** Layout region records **
+ + + + + + +
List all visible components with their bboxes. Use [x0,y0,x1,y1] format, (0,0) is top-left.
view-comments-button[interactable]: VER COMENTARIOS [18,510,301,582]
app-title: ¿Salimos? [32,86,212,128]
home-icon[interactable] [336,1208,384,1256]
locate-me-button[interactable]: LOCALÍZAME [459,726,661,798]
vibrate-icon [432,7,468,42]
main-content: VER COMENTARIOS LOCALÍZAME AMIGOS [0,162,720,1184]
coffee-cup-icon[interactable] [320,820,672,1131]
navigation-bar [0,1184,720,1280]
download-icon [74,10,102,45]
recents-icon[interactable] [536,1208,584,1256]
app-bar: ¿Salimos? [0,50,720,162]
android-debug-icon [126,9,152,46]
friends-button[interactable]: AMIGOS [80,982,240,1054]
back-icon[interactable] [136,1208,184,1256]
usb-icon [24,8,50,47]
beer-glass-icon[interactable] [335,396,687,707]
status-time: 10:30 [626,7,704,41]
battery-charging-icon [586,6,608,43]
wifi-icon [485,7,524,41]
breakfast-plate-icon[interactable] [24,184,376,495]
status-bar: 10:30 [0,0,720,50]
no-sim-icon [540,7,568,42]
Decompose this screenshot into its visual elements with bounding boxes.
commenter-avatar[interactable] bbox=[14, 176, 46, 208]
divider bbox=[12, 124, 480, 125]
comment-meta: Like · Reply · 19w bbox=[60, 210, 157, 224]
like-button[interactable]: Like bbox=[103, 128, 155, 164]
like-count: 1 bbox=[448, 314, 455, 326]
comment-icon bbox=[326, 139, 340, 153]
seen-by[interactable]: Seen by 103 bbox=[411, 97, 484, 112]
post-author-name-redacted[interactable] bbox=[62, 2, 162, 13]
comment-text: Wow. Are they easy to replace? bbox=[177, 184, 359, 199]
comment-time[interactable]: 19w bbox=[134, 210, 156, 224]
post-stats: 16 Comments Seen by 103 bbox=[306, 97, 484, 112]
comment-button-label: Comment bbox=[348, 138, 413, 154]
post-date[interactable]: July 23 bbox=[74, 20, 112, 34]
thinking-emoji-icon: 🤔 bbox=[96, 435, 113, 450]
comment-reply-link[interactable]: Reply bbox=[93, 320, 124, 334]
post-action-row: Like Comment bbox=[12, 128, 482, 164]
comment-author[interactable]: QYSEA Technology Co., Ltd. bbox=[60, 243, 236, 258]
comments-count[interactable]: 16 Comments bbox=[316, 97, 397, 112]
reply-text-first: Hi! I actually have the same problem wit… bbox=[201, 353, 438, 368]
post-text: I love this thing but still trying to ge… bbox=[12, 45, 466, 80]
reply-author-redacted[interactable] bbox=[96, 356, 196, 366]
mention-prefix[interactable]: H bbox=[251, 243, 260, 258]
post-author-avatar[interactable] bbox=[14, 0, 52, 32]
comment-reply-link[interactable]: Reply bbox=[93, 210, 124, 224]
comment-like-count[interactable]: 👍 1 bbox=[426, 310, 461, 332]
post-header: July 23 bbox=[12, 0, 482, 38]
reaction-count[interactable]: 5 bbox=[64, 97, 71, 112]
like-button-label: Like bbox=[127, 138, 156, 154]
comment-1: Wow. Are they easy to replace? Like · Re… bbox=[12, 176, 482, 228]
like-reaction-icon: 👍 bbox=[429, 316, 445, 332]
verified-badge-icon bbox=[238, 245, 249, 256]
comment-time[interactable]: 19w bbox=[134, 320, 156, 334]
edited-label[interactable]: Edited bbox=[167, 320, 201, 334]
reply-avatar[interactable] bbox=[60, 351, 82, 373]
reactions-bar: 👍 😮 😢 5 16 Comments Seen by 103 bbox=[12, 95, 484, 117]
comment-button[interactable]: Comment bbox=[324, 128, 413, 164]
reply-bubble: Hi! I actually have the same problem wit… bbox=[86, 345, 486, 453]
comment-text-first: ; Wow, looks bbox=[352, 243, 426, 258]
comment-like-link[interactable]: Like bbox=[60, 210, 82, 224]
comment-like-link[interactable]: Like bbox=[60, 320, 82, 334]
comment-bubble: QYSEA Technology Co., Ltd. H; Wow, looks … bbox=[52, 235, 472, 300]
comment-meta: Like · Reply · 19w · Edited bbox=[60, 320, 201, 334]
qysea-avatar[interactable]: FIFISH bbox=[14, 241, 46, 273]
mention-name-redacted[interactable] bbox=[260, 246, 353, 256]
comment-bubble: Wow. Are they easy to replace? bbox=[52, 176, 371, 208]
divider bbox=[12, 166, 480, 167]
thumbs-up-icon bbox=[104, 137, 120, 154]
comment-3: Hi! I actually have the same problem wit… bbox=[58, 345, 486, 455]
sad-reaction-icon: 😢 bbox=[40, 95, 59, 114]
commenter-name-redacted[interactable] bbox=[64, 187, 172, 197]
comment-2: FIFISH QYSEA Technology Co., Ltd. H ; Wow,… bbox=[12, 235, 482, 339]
+ + + + + + +
** WHAT THE TASK ASKS **
Write out all of the data above again, line for line, with no changes.

** WRITTEN RESPONSE **
List all visible components with their bboxes. Use [x0,y0,x1,y1] format, (0,0) is top-left.
view-comments-button[interactable]: VER COMENTARIOS [18,510,301,582]
app-title: ¿Salimos? [32,86,212,128]
home-icon[interactable] [336,1208,384,1256]
locate-me-button[interactable]: LOCALÍZAME [459,726,661,798]
vibrate-icon [432,7,468,42]
main-content: VER COMENTARIOS LOCALÍZAME AMIGOS [0,162,720,1184]
coffee-cup-icon[interactable] [320,820,672,1131]
navigation-bar [0,1184,720,1280]
download-icon [74,10,102,45]
recents-icon[interactable] [536,1208,584,1256]
app-bar: ¿Salimos? [0,50,720,162]
android-debug-icon [126,9,152,46]
friends-button[interactable]: AMIGOS [80,982,240,1054]
back-icon[interactable] [136,1208,184,1256]
usb-icon [24,8,50,47]
beer-glass-icon[interactable] [335,396,687,707]
status-time: 10:30 [626,7,704,41]
battery-charging-icon [586,6,608,43]
wifi-icon [485,7,524,41]
breakfast-plate-icon[interactable] [24,184,376,495]
status-bar: 10:30 [0,0,720,50]
no-sim-icon [540,7,568,42]
Decompose this screenshot into its visual elements with bounding boxes.
commenter-avatar[interactable] bbox=[14, 176, 46, 208]
divider bbox=[12, 124, 480, 125]
comment-meta: Like · Reply · 19w bbox=[60, 210, 157, 224]
like-button[interactable]: Like bbox=[103, 128, 155, 164]
like-count: 1 bbox=[448, 314, 455, 326]
comment-icon bbox=[326, 139, 340, 153]
seen-by[interactable]: Seen by 103 bbox=[411, 97, 484, 112]
post-author-name-redacted[interactable] bbox=[62, 2, 162, 13]
comment-text: Wow. Are they easy to replace? bbox=[177, 184, 359, 199]
comment-time[interactable]: 19w bbox=[134, 210, 156, 224]
post-stats: 16 Comments Seen by 103 bbox=[306, 97, 484, 112]
comment-button-label: Comment bbox=[348, 138, 413, 154]
post-date[interactable]: July 23 bbox=[74, 20, 112, 34]
thinking-emoji-icon: 🤔 bbox=[96, 435, 113, 450]
comment-reply-link[interactable]: Reply bbox=[93, 320, 124, 334]
post-action-row: Like Comment bbox=[12, 128, 482, 164]
comment-author[interactable]: QYSEA Technology Co., Ltd. bbox=[60, 243, 236, 258]
comments-count[interactable]: 16 Comments bbox=[316, 97, 397, 112]
reply-text-first: Hi! I actually have the same problem wit… bbox=[201, 353, 438, 368]
post-text: I love this thing but still trying to ge… bbox=[12, 45, 466, 80]
reply-author-redacted[interactable] bbox=[96, 356, 196, 366]
mention-prefix[interactable]: H bbox=[251, 243, 260, 258]
post-author-avatar[interactable] bbox=[14, 0, 52, 32]
comment-reply-link[interactable]: Reply bbox=[93, 210, 124, 224]
comment-like-count[interactable]: 👍 1 bbox=[426, 310, 461, 332]
post-header: July 23 bbox=[12, 0, 482, 38]
reaction-count[interactable]: 5 bbox=[64, 97, 71, 112]
like-button-label: Like bbox=[127, 138, 156, 154]
comment-1: Wow. Are they easy to replace? Like · Re… bbox=[12, 176, 482, 228]
like-reaction-icon: 👍 bbox=[429, 316, 445, 332]
verified-badge-icon bbox=[238, 245, 249, 256]
comment-time[interactable]: 19w bbox=[134, 320, 156, 334]
edited-label[interactable]: Edited bbox=[167, 320, 201, 334]
reply-avatar[interactable] bbox=[60, 351, 82, 373]
reactions-bar: 👍 😮 😢 5 16 Comments Seen by 103 bbox=[12, 95, 484, 117]
comment-button[interactable]: Comment bbox=[324, 128, 413, 164]
reply-bubble: Hi! I actually have the same problem wit… bbox=[86, 345, 486, 453]
comment-text-first: ; Wow, looks bbox=[352, 243, 426, 258]
comment-like-link[interactable]: Like bbox=[60, 210, 82, 224]
comment-like-link[interactable]: Like bbox=[60, 320, 82, 334]
comment-bubble: QYSEA Technology Co., Ltd. H; Wow, looks … bbox=[52, 235, 472, 300]
comment-meta: Like · Reply · 19w · Edited bbox=[60, 320, 201, 334]
qysea-avatar[interactable]: FIFISH bbox=[14, 241, 46, 273]
mention-name-redacted[interactable] bbox=[260, 246, 353, 256]
comment-bubble: Wow. Are they easy to replace? bbox=[52, 176, 371, 208]
divider bbox=[12, 166, 480, 167]
thumbs-up-icon bbox=[104, 137, 120, 154]
comment-3: Hi! I actually have the same problem wit… bbox=[58, 345, 486, 455]
sad-reaction-icon: 😢 bbox=[40, 95, 59, 114]
commenter-name-redacted[interactable] bbox=[64, 187, 172, 197]
comment-2: FIFISH QYSEA Technology Co., Ltd. H ; Wow,… bbox=[12, 235, 482, 339]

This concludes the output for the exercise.